— Written exercise —
Output the full listing word for word.

— Material to process —
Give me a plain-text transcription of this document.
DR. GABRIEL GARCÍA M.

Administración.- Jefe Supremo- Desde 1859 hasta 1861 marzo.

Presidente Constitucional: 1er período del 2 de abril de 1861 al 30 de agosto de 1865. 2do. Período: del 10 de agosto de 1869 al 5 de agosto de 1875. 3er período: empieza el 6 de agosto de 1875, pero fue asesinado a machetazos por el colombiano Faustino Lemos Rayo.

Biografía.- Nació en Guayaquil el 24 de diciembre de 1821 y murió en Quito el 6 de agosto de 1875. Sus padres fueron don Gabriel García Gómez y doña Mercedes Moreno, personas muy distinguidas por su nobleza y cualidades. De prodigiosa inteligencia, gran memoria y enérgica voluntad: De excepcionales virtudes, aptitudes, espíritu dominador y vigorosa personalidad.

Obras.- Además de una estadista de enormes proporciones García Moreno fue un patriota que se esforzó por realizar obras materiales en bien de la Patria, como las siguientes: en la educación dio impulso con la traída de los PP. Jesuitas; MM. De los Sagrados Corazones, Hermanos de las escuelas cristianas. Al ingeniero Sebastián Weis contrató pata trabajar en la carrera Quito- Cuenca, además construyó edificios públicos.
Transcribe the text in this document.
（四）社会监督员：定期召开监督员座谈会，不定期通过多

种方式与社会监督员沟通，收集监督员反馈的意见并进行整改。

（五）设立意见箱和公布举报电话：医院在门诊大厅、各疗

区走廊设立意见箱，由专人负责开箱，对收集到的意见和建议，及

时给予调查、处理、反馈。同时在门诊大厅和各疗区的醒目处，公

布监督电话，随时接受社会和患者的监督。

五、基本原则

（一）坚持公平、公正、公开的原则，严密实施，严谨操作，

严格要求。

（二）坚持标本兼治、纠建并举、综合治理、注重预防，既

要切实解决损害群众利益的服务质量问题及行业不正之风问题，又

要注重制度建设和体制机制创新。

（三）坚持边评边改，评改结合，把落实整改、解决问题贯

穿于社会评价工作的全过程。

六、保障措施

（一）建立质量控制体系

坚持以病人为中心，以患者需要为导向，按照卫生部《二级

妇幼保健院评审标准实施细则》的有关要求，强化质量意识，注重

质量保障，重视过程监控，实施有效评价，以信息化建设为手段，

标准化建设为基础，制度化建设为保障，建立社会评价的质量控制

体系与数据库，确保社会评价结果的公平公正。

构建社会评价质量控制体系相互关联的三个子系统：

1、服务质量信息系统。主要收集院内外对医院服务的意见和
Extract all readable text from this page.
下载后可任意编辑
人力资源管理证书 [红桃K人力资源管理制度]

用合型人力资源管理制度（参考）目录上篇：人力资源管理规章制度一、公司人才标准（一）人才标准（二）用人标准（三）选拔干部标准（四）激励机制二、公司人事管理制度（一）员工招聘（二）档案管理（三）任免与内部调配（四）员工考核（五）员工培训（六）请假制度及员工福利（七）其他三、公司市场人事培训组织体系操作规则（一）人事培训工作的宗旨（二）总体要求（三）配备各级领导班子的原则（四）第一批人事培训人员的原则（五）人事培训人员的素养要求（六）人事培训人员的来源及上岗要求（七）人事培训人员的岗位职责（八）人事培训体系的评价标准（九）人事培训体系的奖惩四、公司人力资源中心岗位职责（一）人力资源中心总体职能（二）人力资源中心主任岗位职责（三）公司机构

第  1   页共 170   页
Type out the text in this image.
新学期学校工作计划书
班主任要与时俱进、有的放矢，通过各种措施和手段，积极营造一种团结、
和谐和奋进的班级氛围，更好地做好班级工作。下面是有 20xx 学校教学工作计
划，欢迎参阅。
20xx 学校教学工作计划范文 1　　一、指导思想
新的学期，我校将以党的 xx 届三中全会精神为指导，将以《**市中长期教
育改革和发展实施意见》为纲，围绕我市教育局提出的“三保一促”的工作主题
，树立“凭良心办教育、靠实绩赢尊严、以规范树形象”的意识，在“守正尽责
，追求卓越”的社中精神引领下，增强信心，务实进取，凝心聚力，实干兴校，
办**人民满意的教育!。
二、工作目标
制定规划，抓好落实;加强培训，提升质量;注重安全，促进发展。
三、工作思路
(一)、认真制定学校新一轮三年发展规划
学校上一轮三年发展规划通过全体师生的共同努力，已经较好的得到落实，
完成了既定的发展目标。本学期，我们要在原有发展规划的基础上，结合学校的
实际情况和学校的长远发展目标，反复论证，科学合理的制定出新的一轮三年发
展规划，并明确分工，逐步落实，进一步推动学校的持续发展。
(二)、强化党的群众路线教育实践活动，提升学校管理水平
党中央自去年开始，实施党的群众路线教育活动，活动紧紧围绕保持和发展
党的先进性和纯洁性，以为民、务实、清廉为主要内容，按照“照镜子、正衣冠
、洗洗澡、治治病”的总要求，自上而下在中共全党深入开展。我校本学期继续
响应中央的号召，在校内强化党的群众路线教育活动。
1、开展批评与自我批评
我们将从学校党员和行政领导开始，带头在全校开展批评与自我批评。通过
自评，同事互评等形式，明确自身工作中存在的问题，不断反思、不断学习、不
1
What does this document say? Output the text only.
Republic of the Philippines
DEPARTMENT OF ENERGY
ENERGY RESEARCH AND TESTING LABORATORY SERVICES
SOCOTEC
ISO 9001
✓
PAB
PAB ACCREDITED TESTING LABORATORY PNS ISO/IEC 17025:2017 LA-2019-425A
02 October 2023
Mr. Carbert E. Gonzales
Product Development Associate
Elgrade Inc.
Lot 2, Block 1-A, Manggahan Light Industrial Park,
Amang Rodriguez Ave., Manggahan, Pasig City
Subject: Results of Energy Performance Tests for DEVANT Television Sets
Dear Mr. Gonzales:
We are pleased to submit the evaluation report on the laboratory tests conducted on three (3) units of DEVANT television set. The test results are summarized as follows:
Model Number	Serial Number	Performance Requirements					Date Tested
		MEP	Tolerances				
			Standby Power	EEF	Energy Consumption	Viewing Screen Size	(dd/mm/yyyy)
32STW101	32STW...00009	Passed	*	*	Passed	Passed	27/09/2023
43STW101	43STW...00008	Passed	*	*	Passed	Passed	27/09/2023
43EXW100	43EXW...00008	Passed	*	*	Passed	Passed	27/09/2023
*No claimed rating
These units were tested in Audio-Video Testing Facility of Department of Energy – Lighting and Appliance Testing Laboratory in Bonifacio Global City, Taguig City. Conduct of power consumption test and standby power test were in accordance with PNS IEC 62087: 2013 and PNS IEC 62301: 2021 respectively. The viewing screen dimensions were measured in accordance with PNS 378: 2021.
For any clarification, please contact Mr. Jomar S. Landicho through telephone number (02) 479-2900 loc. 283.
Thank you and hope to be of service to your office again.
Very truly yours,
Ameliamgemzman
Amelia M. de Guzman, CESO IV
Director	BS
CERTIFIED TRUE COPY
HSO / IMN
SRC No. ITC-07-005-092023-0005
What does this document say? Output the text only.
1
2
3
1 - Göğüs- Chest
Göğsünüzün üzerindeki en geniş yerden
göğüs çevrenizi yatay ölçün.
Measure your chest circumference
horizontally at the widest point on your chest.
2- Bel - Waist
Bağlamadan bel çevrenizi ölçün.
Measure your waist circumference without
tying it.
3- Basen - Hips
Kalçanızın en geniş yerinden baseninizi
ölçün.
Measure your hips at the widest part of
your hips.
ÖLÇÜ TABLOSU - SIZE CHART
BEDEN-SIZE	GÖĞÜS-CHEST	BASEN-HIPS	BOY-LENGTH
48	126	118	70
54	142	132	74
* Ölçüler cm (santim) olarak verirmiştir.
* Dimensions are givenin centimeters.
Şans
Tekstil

— Full output —
Give me a plain-text transcription of this document.
DR. GABRIEL GARCÍA M.

Administración.- Jefe Supremo- Desde 1859 hasta 1861 marzo.

Presidente Constitucional: 1er período del 2 de abril de 1861 al 30 de agosto de 1865. 2do. Período: del 10 de agosto de 1869 al 5 de agosto de 1875. 3er período: empieza el 6 de agosto de 1875, pero fue asesinado a machetazos por el colombiano Faustino Lemos Rayo.

Biografía.- Nació en Guayaquil el 24 de diciembre de 1821 y murió en Quito el 6 de agosto de 1875. Sus padres fueron don Gabriel García Gómez y doña Mercedes Moreno, personas muy distinguidas por su nobleza y cualidades. De prodigiosa inteligencia, gran memoria y enérgica voluntad: De excepcionales virtudes, aptitudes, espíritu dominador y vigorosa personalidad.

Obras.- Además de una estadista de enormes proporciones García Moreno fue un patriota que se esforzó por realizar obras materiales en bien de la Patria, como las siguientes: en la educación dio impulso con la traída de los PP. Jesuitas; MM. De los Sagrados Corazones, Hermanos de las escuelas cristianas. Al ingeniero Sebastián Weis contrató pata trabajar en la carrera Quito- Cuenca, además construyó edificios públicos.
Transcribe the text in this document.
（四）社会监督员：定期召开监督员座谈会，不定期通过多

种方式与社会监督员沟通，收集监督员反馈的意见并进行整改。

（五）设立意见箱和公布举报电话：医院在门诊大厅、各疗

区走廊设立意见箱，由专人负责开箱，对收集到的意见和建议，及

时给予调查、处理、反馈。同时在门诊大厅和各疗区的醒目处，公

布监督电话，随时接受社会和患者的监督。

五、基本原则

（一）坚持公平、公正、公开的原则，严密实施，严谨操作，

严格要求。

（二）坚持标本兼治、纠建并举、综合治理、注重预防，既

要切实解决损害群众利益的服务质量问题及行业不正之风问题，又

要注重制度建设和体制机制创新。

（三）坚持边评边改，评改结合，把落实整改、解决问题贯

穿于社会评价工作的全过程。

六、保障措施

（一）建立质量控制体系

坚持以病人为中心，以患者需要为导向，按照卫生部《二级

妇幼保健院评审标准实施细则》的有关要求，强化质量意识，注重

质量保障，重视过程监控，实施有效评价，以信息化建设为手段，

标准化建设为基础，制度化建设为保障，建立社会评价的质量控制

体系与数据库，确保社会评价结果的公平公正。

构建社会评价质量控制体系相互关联的三个子系统：

1、服务质量信息系统。主要收集院内外对医院服务的意见和
Extract all readable text from this page.
下载后可任意编辑
人力资源管理证书 [红桃K人力资源管理制度]

用合型人力资源管理制度（参考）目录上篇：人力资源管理规章制度一、公司人才标准（一）人才标准（二）用人标准（三）选拔干部标准（四）激励机制二、公司人事管理制度（一）员工招聘（二）档案管理（三）任免与内部调配（四）员工考核（五）员工培训（六）请假制度及员工福利（七）其他三、公司市场人事培训组织体系操作规则（一）人事培训工作的宗旨（二）总体要求（三）配备各级领导班子的原则（四）第一批人事培训人员的原则（五）人事培训人员的素养要求（六）人事培训人员的来源及上岗要求（七）人事培训人员的岗位职责（八）人事培训体系的评价标准（九）人事培训体系的奖惩四、公司人力资源中心岗位职责（一）人力资源中心总体职能（二）人力资源中心主任岗位职责（三）公司机构

第  1   页共 170   页
Type out the text in this image.
新学期学校工作计划书
班主任要与时俱进、有的放矢，通过各种措施和手段，积极营造一种团结、
和谐和奋进的班级氛围，更好地做好班级工作。下面是有 20xx 学校教学工作计
划，欢迎参阅。
20xx 学校教学工作计划范文 1　　一、指导思想
新的学期，我校将以党的 xx 届三中全会精神为指导，将以《**市中长期教
育改革和发展实施意见》为纲，围绕我市教育局提出的“三保一促”的工作主题
，树立“凭良心办教育、靠实绩赢尊严、以规范树形象”的意识，在“守正尽责
，追求卓越”的社中精神引领下，增强信心，务实进取，凝心聚力，实干兴校，
办**人民满意的教育!。
二、工作目标
制定规划，抓好落实;加强培训，提升质量;注重安全，促进发展。
三、工作思路
(一)、认真制定学校新一轮三年发展规划
学校上一轮三年发展规划通过全体师生的共同努力，已经较好的得到落实，
完成了既定的发展目标。本学期，我们要在原有发展规划的基础上，结合学校的
实际情况和学校的长远发展目标，反复论证，科学合理的制定出新的一轮三年发
展规划，并明确分工，逐步落实，进一步推动学校的持续发展。
(二)、强化党的群众路线教育实践活动，提升学校管理水平
党中央自去年开始，实施党的群众路线教育活动，活动紧紧围绕保持和发展
党的先进性和纯洁性，以为民、务实、清廉为主要内容，按照“照镜子、正衣冠
、洗洗澡、治治病”的总要求，自上而下在中共全党深入开展。我校本学期继续
响应中央的号召，在校内强化党的群众路线教育活动。
1、开展批评与自我批评
我们将从学校党员和行政领导开始，带头在全校开展批评与自我批评。通过
自评，同事互评等形式，明确自身工作中存在的问题，不断反思、不断学习、不
1
What does this document say? Output the text only.
Republic of the Philippines
DEPARTMENT OF ENERGY
ENERGY RESEARCH AND TESTING LABORATORY SERVICES
SOCOTEC
ISO 9001
✓
PAB
PAB ACCREDITED TESTING LABORATORY PNS ISO/IEC 17025:2017 LA-2019-425A
02 October 2023
Mr. Carbert E. Gonzales
Product Development Associate
Elgrade Inc.
Lot 2, Block 1-A, Manggahan Light Industrial Park,
Amang Rodriguez Ave., Manggahan, Pasig City
Subject: Results of Energy Performance Tests for DEVANT Television Sets
Dear Mr. Gonzales:
We are pleased to submit the evaluation report on the laboratory tests conducted on three (3) units of DEVANT television set. The test results are summarized as follows:
Model Number	Serial Number	Performance Requirements					Date Tested
		MEP	Tolerances				
			Standby Power	EEF	Energy Consumption	Viewing Screen Size	(dd/mm/yyyy)
32STW101	32STW...00009	Passed	*	*	Passed	Passed	27/09/2023
43STW101	43STW...00008	Passed	*	*	Passed	Passed	27/09/2023
43EXW100	43EXW...00008	Passed	*	*	Passed	Passed	27/09/2023
*No claimed rating
These units were tested in Audio-Video Testing Facility of Department of Energy – Lighting and Appliance Testing Laboratory in Bonifacio Global City, Taguig City. Conduct of power consumption test and standby power test were in accordance with PNS IEC 62087: 2013 and PNS IEC 62301: 2021 respectively. The viewing screen dimensions were measured in accordance with PNS 378: 2021.
For any clarification, please contact Mr. Jomar S. Landicho through telephone number (02) 479-2900 loc. 283.
Thank you and hope to be of service to your office again.
Very truly yours,
Ameliamgemzman
Amelia M. de Guzman, CESO IV
Director	BS
CERTIFIED TRUE COPY
HSO / IMN
SRC No. ITC-07-005-092023-0005
What does this document say? Output the text only.
1
2
3
1 - Göğüs- Chest
Göğsünüzün üzerindeki en geniş yerden
göğüs çevrenizi yatay ölçün.
Measure your chest circumference
horizontally at the widest point on your chest.
2- Bel - Waist
Bağlamadan bel çevrenizi ölçün.
Measure your waist circumference without
tying it.
3- Basen - Hips
Kalçanızın en geniş yerinden baseninizi
ölçün.
Measure your hips at the widest part of
your hips.
ÖLÇÜ TABLOSU - SIZE CHART
BEDEN-SIZE	GÖĞÜS-CHEST	BASEN-HIPS	BOY-LENGTH
48	126	118	70
54	142	132	74
* Ölçüler cm (santim) olarak verirmiştir.
* Dimensions are givenin centimeters.
Şans
Tekstil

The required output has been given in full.